Task inputs -

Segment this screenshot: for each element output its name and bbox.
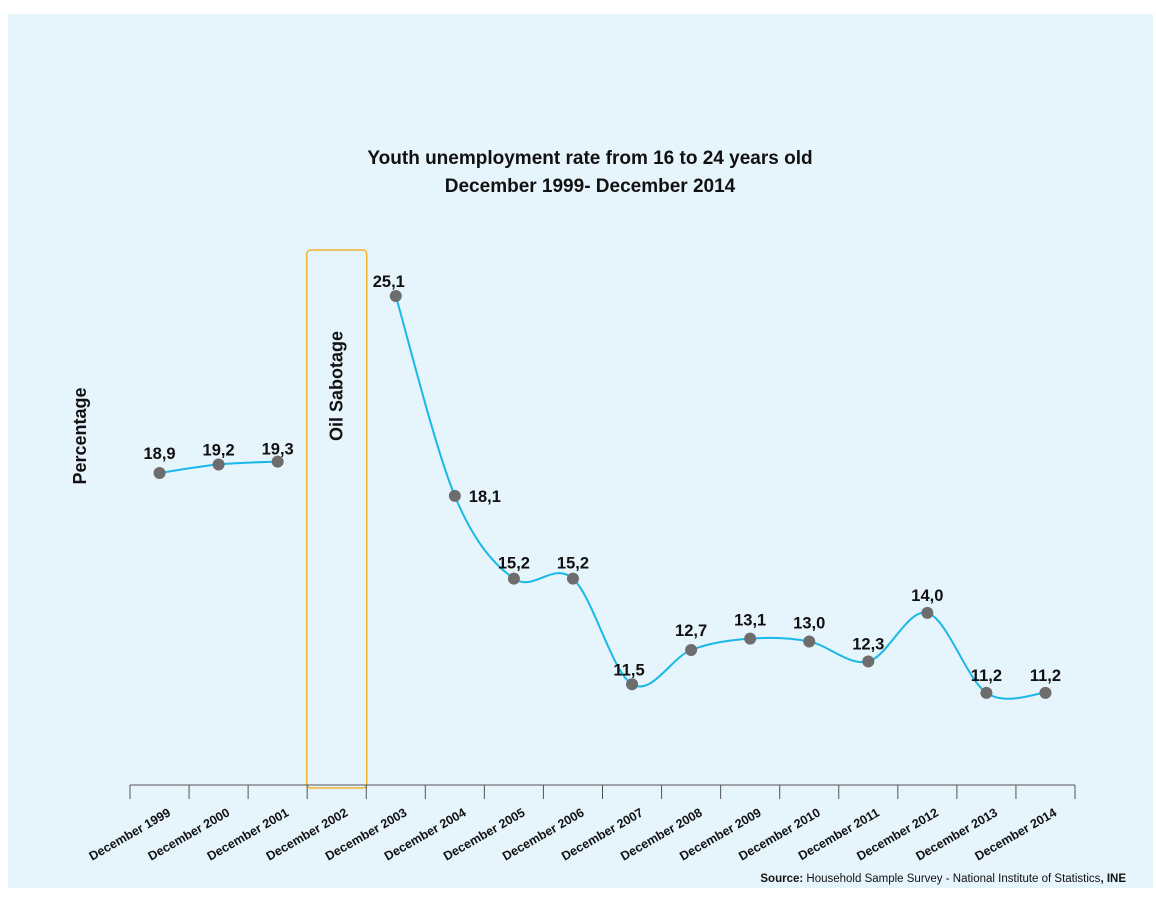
chart-title-line2: December 1999- December 2014: [445, 176, 736, 197]
data-point: [507, 572, 520, 585]
oil-sabotage-label: Oil Sabotage: [327, 331, 347, 441]
data-point: [980, 686, 993, 699]
oil-sabotage-box: [305, 249, 368, 789]
data-point: [803, 635, 816, 648]
data-point: [389, 290, 402, 302]
data-label: 11,5: [613, 661, 644, 679]
data-point: [626, 678, 639, 691]
data-point: [1039, 686, 1052, 699]
data-point: [921, 606, 934, 619]
data-point: [862, 655, 875, 668]
data-point: [153, 467, 166, 480]
source-suffix: , INE: [1100, 873, 1126, 885]
data-points: [153, 290, 1052, 699]
data-label: 18,1: [469, 488, 501, 506]
line-chart: Youth unemployment rate from 16 to 24 ye…: [70, 148, 1126, 885]
data-label: 25,1: [373, 273, 405, 291]
chart-title-line1: Youth unemployment rate from 16 to 24 ye…: [367, 148, 812, 169]
series-line: [159, 295, 1046, 700]
data-label: 19,3: [262, 441, 294, 459]
data-labels: 18,9 19,2 19,3 25,1 18,1 15,2 15,2 11,5 12,7 13,1…: [143, 273, 1061, 685]
data-label: 12,7: [675, 622, 707, 640]
data-point: [744, 632, 757, 645]
data-label: 15,2: [557, 555, 589, 573]
data-label: 19,2: [203, 441, 235, 459]
data-label: 18,9: [143, 445, 175, 463]
chart-panel: Youth unemployment rate from 16 to 24 ye…: [8, 14, 1153, 888]
data-point: [448, 489, 461, 502]
data-label: 11,2: [971, 667, 1002, 685]
data-label: 13,1: [734, 612, 766, 630]
data-point: [685, 644, 698, 657]
y-axis-label: Percentage: [70, 387, 90, 484]
data-point: [212, 458, 225, 471]
data-label: 13,0: [793, 614, 825, 632]
source-text: Household Sample Survey - National Insti…: [803, 873, 1100, 885]
source-note: Source: Household Sample Survey - Nation…: [760, 873, 1126, 885]
data-label: 11,2: [1030, 667, 1061, 685]
data-label: 14,0: [911, 587, 943, 605]
source-bold: Source:: [760, 873, 803, 885]
x-axis: [129, 784, 1076, 799]
data-point: [566, 572, 579, 585]
data-label: 12,3: [852, 635, 884, 653]
data-label: 15,2: [498, 555, 530, 573]
data-point: [271, 455, 284, 468]
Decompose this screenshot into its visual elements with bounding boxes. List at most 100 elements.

What you need to do -
Write out every one of the lines above again word for word, omitting the pictures.

Task response -
Segment this screenshot: for each element output its name and bbox.
chart-title-line2: December 1999- December 2014: [445, 176, 736, 197]
data-point: [507, 572, 520, 585]
oil-sabotage-label: Oil Sabotage: [327, 331, 347, 441]
data-point: [980, 686, 993, 699]
oil-sabotage-box: [305, 249, 368, 789]
data-point: [803, 635, 816, 648]
data-point: [389, 290, 402, 302]
data-label: 11,5: [613, 661, 644, 679]
data-point: [626, 678, 639, 691]
data-point: [1039, 686, 1052, 699]
data-point: [921, 606, 934, 619]
data-point: [862, 655, 875, 668]
data-point: [153, 467, 166, 480]
source-suffix: , INE: [1100, 873, 1126, 885]
data-points: [153, 290, 1052, 699]
data-label: 18,1: [469, 488, 501, 506]
line-chart: Youth unemployment rate from 16 to 24 ye…: [70, 148, 1126, 885]
data-label: 25,1: [373, 273, 405, 291]
chart-title-line1: Youth unemployment rate from 16 to 24 ye…: [367, 148, 812, 169]
series-line: [159, 295, 1046, 700]
data-label: 19,3: [262, 441, 294, 459]
data-labels: 18,9 19,2 19,3 25,1 18,1 15,2 15,2 11,5 12,7 13,1…: [143, 273, 1061, 685]
data-label: 12,7: [675, 622, 707, 640]
data-point: [744, 632, 757, 645]
data-label: 15,2: [557, 555, 589, 573]
data-label: 19,2: [203, 441, 235, 459]
data-label: 18,9: [143, 445, 175, 463]
chart-panel: Youth unemployment rate from 16 to 24 ye…: [8, 14, 1153, 888]
data-point: [448, 489, 461, 502]
data-label: 11,2: [971, 667, 1002, 685]
data-label: 13,1: [734, 612, 766, 630]
data-point: [685, 644, 698, 657]
y-axis-label: Percentage: [70, 387, 90, 484]
data-point: [212, 458, 225, 471]
data-label: 13,0: [793, 614, 825, 632]
source-text: Household Sample Survey - National Insti…: [803, 873, 1100, 885]
source-note: Source: Household Sample Survey - Nation…: [760, 873, 1126, 885]
data-label: 11,2: [1030, 667, 1061, 685]
data-label: 14,0: [911, 587, 943, 605]
source-bold: Source:: [760, 873, 803, 885]
x-axis: [129, 784, 1076, 799]
data-point: [566, 572, 579, 585]
data-label: 12,3: [852, 635, 884, 653]
data-label: 15,2: [498, 555, 530, 573]
data-point: [271, 455, 284, 468]
Decompose this screenshot into its visual elements with bounding boxes. List at most 100 elements.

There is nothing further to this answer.